- _Task details_: Scan the listing below and copy every line holding "Ответственный".

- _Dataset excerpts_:
◇ ◇ ◇ ◇ ◇ ◇ ◇

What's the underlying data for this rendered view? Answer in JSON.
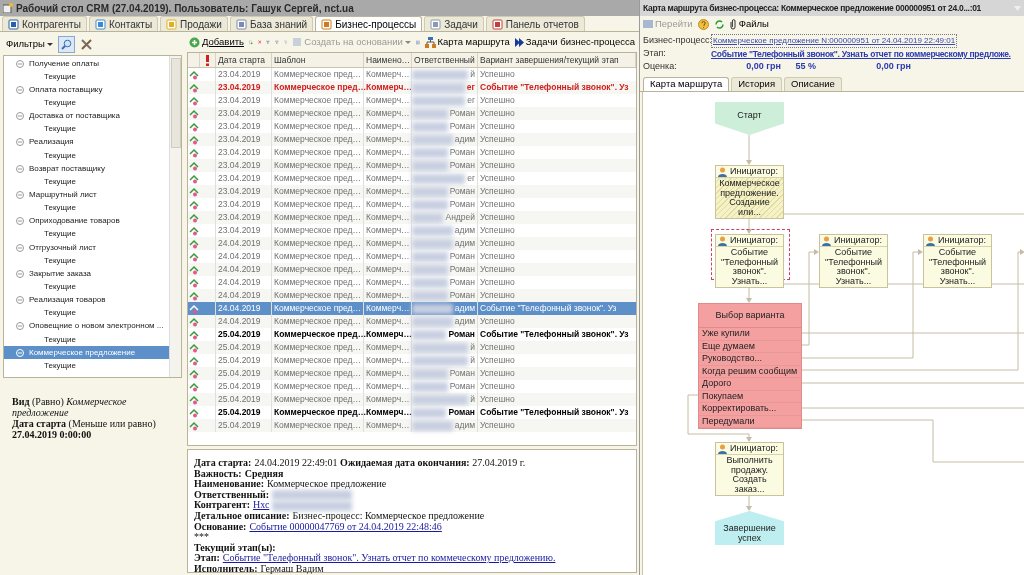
{
  "window": {
    "title": "Рабочий стол CRM (27.04.2019). Пользователь: Гашук Сергей, nct.ua"
  },
  "tabs": [
    {
      "label": "Контрагенты",
      "selected": false
    },
    {
      "label": "Контакты",
      "selected": false
    },
    {
      "label": "Продажи",
      "selected": false
    },
    {
      "label": "База знаний",
      "selected": false
    },
    {
      "label": "Бизнес-процессы",
      "selected": true
    },
    {
      "label": "Задачи",
      "selected": false
    },
    {
      "label": "Панель отчетов",
      "selected": false
    }
  ],
  "filters": {
    "label": "Фильтры"
  },
  "tree": [
    {
      "label": "Получение оплаты",
      "expanded": true,
      "selected": false,
      "children": [
        {
          "label": "Текущие",
          "selected": false
        }
      ]
    },
    {
      "label": "Оплата поставщику",
      "expanded": true,
      "selected": false,
      "children": [
        {
          "label": "Текущие",
          "selected": false
        }
      ]
    },
    {
      "label": "Доставка от поставщика",
      "expanded": true,
      "selected": false,
      "children": [
        {
          "label": "Текущие",
          "selected": false
        }
      ]
    },
    {
      "label": "Реализация",
      "expanded": true,
      "selected": false,
      "children": [
        {
          "label": "Текущие",
          "selected": false
        }
      ]
    },
    {
      "label": "Возврат поставщику",
      "expanded": true,
      "selected": false,
      "children": [
        {
          "label": "Текущие",
          "selected": false
        }
      ]
    },
    {
      "label": "Маршрутный лист",
      "expanded": true,
      "selected": false,
      "children": [
        {
          "label": "Текущие",
          "selected": false
        }
      ]
    },
    {
      "label": "Оприходование товаров",
      "expanded": true,
      "selected": false,
      "children": [
        {
          "label": "Текущие",
          "selected": false
        }
      ]
    },
    {
      "label": "Отгрузочный лист",
      "expanded": true,
      "selected": false,
      "children": [
        {
          "label": "Текущие",
          "selected": false
        }
      ]
    },
    {
      "label": "Закрытие заказа",
      "expanded": true,
      "selected": false,
      "children": [
        {
          "label": "Текущие",
          "selected": false
        }
      ]
    },
    {
      "label": "Реализация товаров",
      "expanded": true,
      "selected": false,
      "children": [
        {
          "label": "Текущие",
          "selected": false
        }
      ]
    },
    {
      "label": "Оповещние о новом электронном ...",
      "expanded": true,
      "selected": false,
      "children": [
        {
          "label": "Текущие",
          "selected": false
        }
      ]
    },
    {
      "label": "Коммерческое предложение",
      "expanded": true,
      "selected": true,
      "children": [
        {
          "label": "Текущие",
          "selected": false
        }
      ]
    }
  ],
  "filter_summary": [
    "**Вид** (Равно) *Коммерческое предложение*",
    "**Дата старта** (Меньше или равно) **27.04.2019 0:00:00**"
  ],
  "toolbar": {
    "add": "Добавить",
    "create_based_on": {
      "label": "Создать на основании",
      "disabled": true
    },
    "route_map": "Карта маршрута",
    "process_tasks": "Задачи бизнес-процесса"
  },
  "table": {
    "columns": [
      "Дата старта",
      "Шаблон",
      "Наимено…",
      "Ответственный",
      "Вариант завершения/текущий этап"
    ],
    "rows": [
      {
        "date": "23.04.2019",
        "template": "Коммерческое пред…",
        "name": "Коммерч…",
        "responsible": "й",
        "stage": "Успешно",
        "kind": "done",
        "selected": false
      },
      {
        "date": "23.04.2019",
        "template": "Коммерческое пред…",
        "name": "Коммерч…",
        "responsible": "ег",
        "stage": "Событие \"Телефонный звонок\". Уз",
        "kind": "overdue",
        "selected": false
      },
      {
        "date": "23.04.2019",
        "template": "Коммерческое пред…",
        "name": "Коммерч…",
        "responsible": "ег",
        "stage": "Успешно",
        "kind": "done",
        "selected": false
      },
      {
        "date": "23.04.2019",
        "template": "Коммерческое пред…",
        "name": "Коммерч…",
        "responsible": "Роман",
        "stage": "Успешно",
        "kind": "done",
        "selected": false
      },
      {
        "date": "23.04.2019",
        "template": "Коммерческое пред…",
        "name": "Коммерч…",
        "responsible": "Роман",
        "stage": "Успешно",
        "kind": "done",
        "selected": false
      },
      {
        "date": "23.04.2019",
        "template": "Коммерческое пред…",
        "name": "Коммерч…",
        "responsible": "адим",
        "stage": "Успешно",
        "kind": "done",
        "selected": false
      },
      {
        "date": "23.04.2019",
        "template": "Коммерческое пред…",
        "name": "Коммерч…",
        "responsible": "Роман",
        "stage": "Успешно",
        "kind": "done",
        "selected": false
      },
      {
        "date": "23.04.2019",
        "template": "Коммерческое пред…",
        "name": "Коммерч…",
        "responsible": "Роман",
        "stage": "Успешно",
        "kind": "done",
        "selected": false
      },
      {
        "date": "23.04.2019",
        "template": "Коммерческое пред…",
        "name": "Коммерч…",
        "responsible": "ег",
        "stage": "Успешно",
        "kind": "done",
        "selected": false
      },
      {
        "date": "23.04.2019",
        "template": "Коммерческое пред…",
        "name": "Коммерч…",
        "responsible": "Роман",
        "stage": "Успешно",
        "kind": "done",
        "selected": false
      },
      {
        "date": "23.04.2019",
        "template": "Коммерческое пред…",
        "name": "Коммерч…",
        "responsible": "Роман",
        "stage": "Успешно",
        "kind": "done",
        "selected": false
      },
      {
        "date": "23.04.2019",
        "template": "Коммерческое пред…",
        "name": "Коммерч…",
        "responsible": "Андрей",
        "stage": "Успешно",
        "kind": "done",
        "selected": false
      },
      {
        "date": "23.04.2019",
        "template": "Коммерческое пред…",
        "name": "Коммерч…",
        "responsible": "адим",
        "stage": "Успешно",
        "kind": "done",
        "selected": false
      },
      {
        "date": "24.04.2019",
        "template": "Коммерческое пред…",
        "name": "Коммерч…",
        "responsible": "адим",
        "stage": "Успешно",
        "kind": "done",
        "selected": false
      },
      {
        "date": "24.04.2019",
        "template": "Коммерческое пред…",
        "name": "Коммерч…",
        "responsible": "Роман",
        "stage": "Успешно",
        "kind": "done",
        "selected": false
      },
      {
        "date": "24.04.2019",
        "template": "Коммерческое пред…",
        "name": "Коммерч…",
        "responsible": "Роман",
        "stage": "Успешно",
        "kind": "done",
        "selected": false
      },
      {
        "date": "24.04.2019",
        "template": "Коммерческое пред…",
        "name": "Коммерч…",
        "responsible": "Роман",
        "stage": "Успешно",
        "kind": "done",
        "selected": false
      },
      {
        "date": "24.04.2019",
        "template": "Коммерческое пред…",
        "name": "Коммерч…",
        "responsible": "Роман",
        "stage": "Успешно",
        "kind": "done",
        "selected": false
      },
      {
        "date": "24.04.2019",
        "template": "Коммерческое пред…",
        "name": "Коммерч…",
        "responsible": "адим",
        "stage": "Событие \"Телефонный звонок\". Уз",
        "kind": "open",
        "selected": true
      },
      {
        "date": "24.04.2019",
        "template": "Коммерческое пред…",
        "name": "Коммерч…",
        "responsible": "адим",
        "stage": "Успешно",
        "kind": "done",
        "selected": false
      },
      {
        "date": "25.04.2019",
        "template": "Коммерческое пред…",
        "name": "Коммерч…",
        "responsible": "Роман",
        "stage": "Событие \"Телефонный звонок\". Уз",
        "kind": "active",
        "selected": false
      },
      {
        "date": "25.04.2019",
        "template": "Коммерческое пред…",
        "name": "Коммерч…",
        "responsible": "й",
        "stage": "Успешно",
        "kind": "done",
        "selected": false
      },
      {
        "date": "25.04.2019",
        "template": "Коммерческое пред…",
        "name": "Коммерч…",
        "responsible": "й",
        "stage": "Успешно",
        "kind": "done",
        "selected": false
      },
      {
        "date": "25.04.2019",
        "template": "Коммерческое пред…",
        "name": "Коммерч…",
        "responsible": "Роман",
        "stage": "Успешно",
        "kind": "done",
        "selected": false
      },
      {
        "date": "25.04.2019",
        "template": "Коммерческое пред…",
        "name": "Коммерч…",
        "responsible": "Роман",
        "stage": "Успешно",
        "kind": "done",
        "selected": false
      },
      {
        "date": "25.04.2019",
        "template": "Коммерческое пред…",
        "name": "Коммерч…",
        "responsible": "й",
        "stage": "Успешно",
        "kind": "done",
        "selected": false
      },
      {
        "date": "25.04.2019",
        "template": "Коммерческое пред…",
        "name": "Коммерч…",
        "responsible": "Роман",
        "stage": "Событие \"Телефонный звонок\". Уз",
        "kind": "active",
        "selected": false
      },
      {
        "date": "25.04.2019",
        "template": "Коммерческое пред…",
        "name": "Коммерч…",
        "responsible": "адим",
        "stage": "Успешно",
        "kind": "done",
        "selected": false
      }
    ]
  },
  "details": [
    {
      "label": "Дата старта:",
      "value": "24.04.2019 22:49:01 **Ожидаемая дата окончания:** 27.04.2019 г."
    },
    {
      "label": "Важность:",
      "value": "**Средняя**"
    },
    {
      "label": "Наименование:",
      "value": "Коммерческое предложение"
    },
    {
      "label": "Ответственный:",
      "redacted": true
    },
    {
      "label": "Контрагент:",
      "link": "Нхс",
      "redacted": true
    },
    {
      "label": "Детальное описание:",
      "value": "Бизнес-процесс: Коммерческое предложение"
    },
    {
      "label": "Основание:",
      "link": "Событие 00000047769 от 24.04.2019 22:48:46"
    },
    {
      "value": "***"
    },
    {
      "label": "Текущий этап(ы):"
    },
    {
      "label": "Этап:",
      "link": "Событие \"Телефонный звонок\". Узнать отчет по коммеческому предложению."
    },
    {
      "label": "Исполнитель:",
      "value": "Гермаш Вадим"
    }
  ],
  "route_window": {
    "title": "Карта маршрута бизнес-процесса: Коммерческое предложение 000000951 от 24.0...:01",
    "toolbar": {
      "go": {
        "label": "Перейти",
        "disabled": true
      },
      "files": "Файлы"
    },
    "process": {
      "label": "Бизнес-процесс:",
      "link": "Коммерческое предложение N:000000951 от 24.04.2019 22:49:01"
    },
    "stage": {
      "label": "Этап:",
      "link": "Событие \"Телефонный звонок\". Узнать отчет по коммерческому предложе."
    },
    "estimate": {
      "label": "Оценка:",
      "amount": "0,00 грн",
      "percent": "55 %",
      "total": "0,00 грн"
    },
    "tabs": [
      {
        "label": "Карта маршрута",
        "selected": true
      },
      {
        "label": "История",
        "selected": false
      },
      {
        "label": "Описание",
        "selected": false
      }
    ],
    "diagram": {
      "start": "Старт",
      "tasks": [
        {
          "role": "Инициатор:",
          "text": "Коммерческое предложение. Создание или...",
          "kind": "done"
        },
        {
          "role": "Инициатор:",
          "text": "Событие \"Телефонный звонок\". Узнать...",
          "kind": "current"
        },
        {
          "role": "Инициатор:",
          "text": "Событие \"Телефонный звонок\". Узнать...",
          "kind": "pending"
        },
        {
          "role": "Инициатор:",
          "text": "Событие \"Телефонный звонок\". Узнать...",
          "kind": "pending"
        },
        {
          "role": "Инициатор:",
          "text": "Выполнить продажу. Создать заказ...",
          "kind": "pending"
        }
      ],
      "choice": {
        "title": "Выбор варианта",
        "options": [
          "Уже купили",
          "Еще думаем",
          "Руководство...",
          "Когда решим сообщим",
          "Дорого",
          "Покупаем",
          "Корректировать...",
          "Передумали"
        ]
      },
      "end": "Завершение успех"
    }
  }
}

◇ ◇ ◇ ◇ ◇ ◇ ◇

- _The completed task_:
      "Ответственный",
      "label": "Ответственный:",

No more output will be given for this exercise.